**DATA FOR PROCESSING**.
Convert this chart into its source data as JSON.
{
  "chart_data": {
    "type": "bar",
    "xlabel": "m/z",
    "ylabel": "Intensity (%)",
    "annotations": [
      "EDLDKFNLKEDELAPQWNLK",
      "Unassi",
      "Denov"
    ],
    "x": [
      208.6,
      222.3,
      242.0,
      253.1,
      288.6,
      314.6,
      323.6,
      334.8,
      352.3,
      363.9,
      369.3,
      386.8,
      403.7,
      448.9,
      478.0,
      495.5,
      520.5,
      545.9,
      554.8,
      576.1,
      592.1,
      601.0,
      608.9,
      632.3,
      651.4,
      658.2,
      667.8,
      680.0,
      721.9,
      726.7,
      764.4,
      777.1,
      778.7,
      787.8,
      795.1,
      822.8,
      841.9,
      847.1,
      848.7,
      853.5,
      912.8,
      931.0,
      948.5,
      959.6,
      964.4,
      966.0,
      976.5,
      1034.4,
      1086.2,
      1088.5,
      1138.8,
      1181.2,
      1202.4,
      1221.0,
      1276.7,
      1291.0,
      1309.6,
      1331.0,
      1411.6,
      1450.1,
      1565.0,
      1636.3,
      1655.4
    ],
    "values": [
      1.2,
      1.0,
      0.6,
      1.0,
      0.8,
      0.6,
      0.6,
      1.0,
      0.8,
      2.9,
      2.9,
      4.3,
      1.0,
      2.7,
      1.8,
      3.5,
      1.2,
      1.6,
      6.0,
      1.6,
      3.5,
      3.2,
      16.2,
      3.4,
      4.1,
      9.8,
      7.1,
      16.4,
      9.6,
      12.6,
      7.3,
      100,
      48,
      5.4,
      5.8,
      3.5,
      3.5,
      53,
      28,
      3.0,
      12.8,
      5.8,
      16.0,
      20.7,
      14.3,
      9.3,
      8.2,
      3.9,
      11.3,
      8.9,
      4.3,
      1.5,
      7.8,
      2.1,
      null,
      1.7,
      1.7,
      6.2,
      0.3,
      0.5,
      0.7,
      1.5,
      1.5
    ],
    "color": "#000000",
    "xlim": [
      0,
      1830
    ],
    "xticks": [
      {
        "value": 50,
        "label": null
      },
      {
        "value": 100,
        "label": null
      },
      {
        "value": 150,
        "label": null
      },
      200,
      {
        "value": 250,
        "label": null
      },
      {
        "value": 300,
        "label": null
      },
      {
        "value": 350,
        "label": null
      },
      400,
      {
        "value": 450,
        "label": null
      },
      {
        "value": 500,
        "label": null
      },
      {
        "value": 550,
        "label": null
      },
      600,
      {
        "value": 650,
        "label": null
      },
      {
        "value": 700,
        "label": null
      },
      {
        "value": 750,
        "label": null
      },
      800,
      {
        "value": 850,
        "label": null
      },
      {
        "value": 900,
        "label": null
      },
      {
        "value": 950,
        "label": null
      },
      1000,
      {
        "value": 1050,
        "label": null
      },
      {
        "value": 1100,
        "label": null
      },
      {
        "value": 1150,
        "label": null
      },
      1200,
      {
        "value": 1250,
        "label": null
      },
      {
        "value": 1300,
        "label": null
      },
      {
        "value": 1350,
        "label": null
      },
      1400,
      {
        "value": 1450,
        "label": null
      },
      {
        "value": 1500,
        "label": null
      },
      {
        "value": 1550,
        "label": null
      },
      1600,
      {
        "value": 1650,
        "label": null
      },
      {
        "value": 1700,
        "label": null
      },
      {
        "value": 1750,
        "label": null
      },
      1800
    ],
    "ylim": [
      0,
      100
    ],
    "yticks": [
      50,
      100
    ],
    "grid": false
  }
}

**SET PROBLEM**. Write the data out again in full and exactly.

**REPLY TO THE TASK**.
Convert this chart into its source data as JSON.
{
  "chart_data": {
    "type": "bar",
    "xlabel": "m/z",
    "ylabel": "Intensity (%)",
    "annotations": [
      "EDLDKFNLKEDELAPQWNLK",
      "Unassi",
      "Denov"
    ],
    "x": [
      208.6,
      222.3,
      242.0,
      253.1,
      288.6,
      314.6,
      323.6,
      334.8,
      352.3,
      363.9,
      369.3,
      386.8,
      403.7,
      448.9,
      478.0,
      495.5,
      520.5,
      545.9,
      554.8,
      576.1,
      592.1,
      601.0,
      608.9,
      632.3,
      651.4,
      658.2,
      667.8,
      680.0,
      721.9,
      726.7,
      764.4,
      777.1,
      778.7,
      787.8,
      795.1,
      822.8,
      841.9,
      847.1,
      848.7,
      853.5,
      912.8,
      931.0,
      948.5,
      959.6,
      964.4,
      966.0,
      976.5,
      1034.4,
      1086.2,
      1088.5,
      1138.8,
      1181.2,
      1202.4,
      1221.0,
      1276.7,
      1291.0,
      1309.6,
      1331.0,
      1411.6,
      1450.1,
      1565.0,
      1636.3,
      1655.4
    ],
    "values": [
      1.2,
      1.0,
      0.6,
      1.0,
      0.8,
      0.6,
      0.6,
      1.0,
      0.8,
      2.9,
      2.9,
      4.3,
      1.0,
      2.7,
      1.8,
      3.5,
      1.2,
      1.6,
      6.0,
      1.6,
      3.5,
      3.2,
      16.2,
      3.4,
      4.1,
      9.8,
      7.1,
      16.4,
      9.6,
      12.6,
      7.3,
      100,
      48,
      5.4,
      5.8,
      3.5,
      3.5,
      53,
      28,
      3.0,
      12.8,
      5.8,
      16.0,
      20.7,
      14.3,
      9.3,
      8.2,
      3.9,
      11.3,
      8.9,
      4.3,
      1.5,
      7.8,
      2.1,
      null,
      1.7,
      1.7,
      6.2,
      0.3,
      0.5,
      0.7,
      1.5,
      1.5
    ],
    "color": "#000000",
    "xlim": [
      0,
      1830
    ],
    "xticks": [
      {
        "value": 50,
        "label": null
      },
      {
        "value": 100,
        "label": null
      },
      {
        "value": 150,
        "label": null
      },
      200,
      {
        "value": 250,
        "label": null
      },
      {
        "value": 300,
        "label": null
      },
      {
        "value": 350,
        "label": null
      },
      400,
      {
        "value": 450,
        "label": null
      },
      {
        "value": 500,
        "label": null
      },
      {
        "value": 550,
        "label": null
      },
      600,
      {
        "value": 650,
        "label": null
      },
      {
        "value": 700,
        "label": null
      },
      {
        "value": 750,
        "label": null
      },
      800,
      {
        "value": 850,
        "label": null
      },
      {
        "value": 900,
        "label": null
      },
      {
        "value": 950,
        "label": null
      },
      1000,
      {
        "value": 1050,
        "label": null
      },
      {
        "value": 1100,
        "label": null
      },
      {
        "value": 1150,
        "label": null
      },
      1200,
      {
        "value": 1250,
        "label": null
      },
      {
        "value": 1300,
        "label": null
      },
      {
        "value": 1350,
        "label": null
      },
      1400,
      {
        "value": 1450,
        "label": null
      },
      {
        "value": 1500,
        "label": null
      },
      {
        "value": 1550,
        "label": null
      },
      1600,
      {
        "value": 1650,
        "label": null
      },
      {
        "value": 1700,
        "label": null
      },
      {
        "value": 1750,
        "label": null
      },
      1800
    ],
    "ylim": [
      0,
      100
    ],
    "yticks": [
      50,
      100
    ],
    "grid": false
  }
}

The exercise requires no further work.